**本文抜粋:**
<<<<
2023.2.20/神奈川県川崎市のアトリエにて

【川崎発】奥田雄太さんは、私の放つ質問にとても丁寧に答えてくれる。そして、饒舌ながら、ときおり思考をめぐらしつつ、慎重に適切な言葉を選び、それを口にする。小さな頃からの口癖が「でも」なのだそうだ。「でも」というのは、何か言い訳をするときなどに口にする逆接の接続詞だが、雄太さんの場合は、仮説と検証のプロセスにおける「でも」なのだという。おそらく、これからも成長を続けていくため、既存の概念に安直に寄りかからないための「でも」なのだろう。

(創刊編集長・奥田喜久男)

世界で闘うためには

多作・大作であることが必要だ

(以下、喜久男) アーティストでありながらマネタイズの方法を考えられたのは、お父さまの影響もあるとのことですが、幼少期、雄太さんはどんな環境で育ったのですか。

(以下、雄太) 私は愛知県の犬山市で生まれ育ったのですが、父は代々商売人の家系で、母は養蚕や植林・造園などを営む家の出身です。母の実家もすぐそばにあり、自分の家が二つあるような子ども時代でしたが、その家庭環境はまったく違いましたね。

商人の家と農業・林業を営む家系では、だいぶ違うでしょうね。

正月に1年ぶりに帰省しても、父方の親戚は「新年おめでとう」でも「久しぶりだな」でもなく、開口一番「どうだ、儲かっているか!」。それに対して母方の親戚は「あなたは感謝の気持ちを作品に表現しているのだから、嘘がないように生きなさい」といった具合です。

そのご両家のコントラストが、目に浮かぶようです。
>>>>
**作業指示:**
[A] 奥田雄太さんへのインタビューのうち、「私は愛知県の犬山市で」で始まる段落を、主な事実を残して箇条書きにまとめてください。
[B] 奥田雄太さんへのインタビューについて、「そのご両家のコントラストが、目に浮かぶようです。」の後に続く部分を書いてください。

**資料:**
<<<<
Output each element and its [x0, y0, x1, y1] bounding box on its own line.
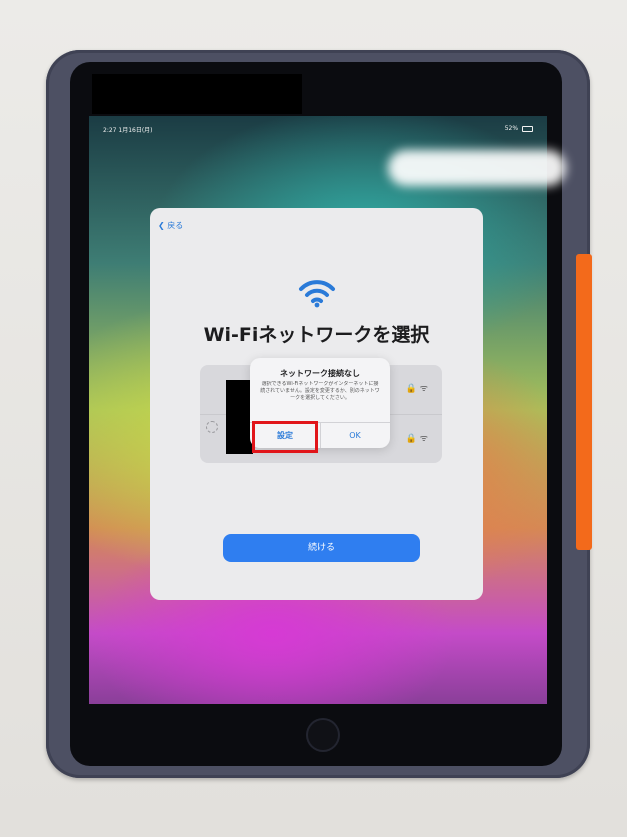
>>>>
**回答一覧:**
[A]
・愛知県犬山市で生まれ育った
・父は代々商売人の家系である
・母は養蚕や植林・造園などを営む家の出身である
・母の実家もすぐそばにあり、家が二つあるような子ども時代だった
・両家の家庭環境はまったく違っていた

[B]
それで、私は4人きょうだいの長男なのですが、父も4人きょうだいの長男で、つまり私は近隣地域に集まる一族全体の長男になるのです。それだけに、いまだったらいろいろと問題にされるほど、父からはわりと厳しく育てられました。だから、いまだに怖いですし、話すときはとても気をつかいます。

一族のお手本にならなければいけないという、なかなかつらい立場だったのですね(笑)。

そうですね。そのせいか、自分には父方の商売人的な思考が身についたように思います。子どもの頃、父と食事に出かけたとき、料理が出てくるのを待つ間、メニューを見て、客単価や回転数を試算して、遊びでそのお店の売り上げを想像していたんですよ。

お父さまは厳しいだけでなく、そうした日常の中で商売の本質を教えようとされていたのでしょうね。ところで、現在はアシスタントの方がたくさんおられるようですが、どんな体制で活動されているのですか。

3年前に法人化し、現在、アシスタントはインターンを合わせると21人います。

アーティストとしてはずいぶん大きな組織に思えますが、そうした理由は?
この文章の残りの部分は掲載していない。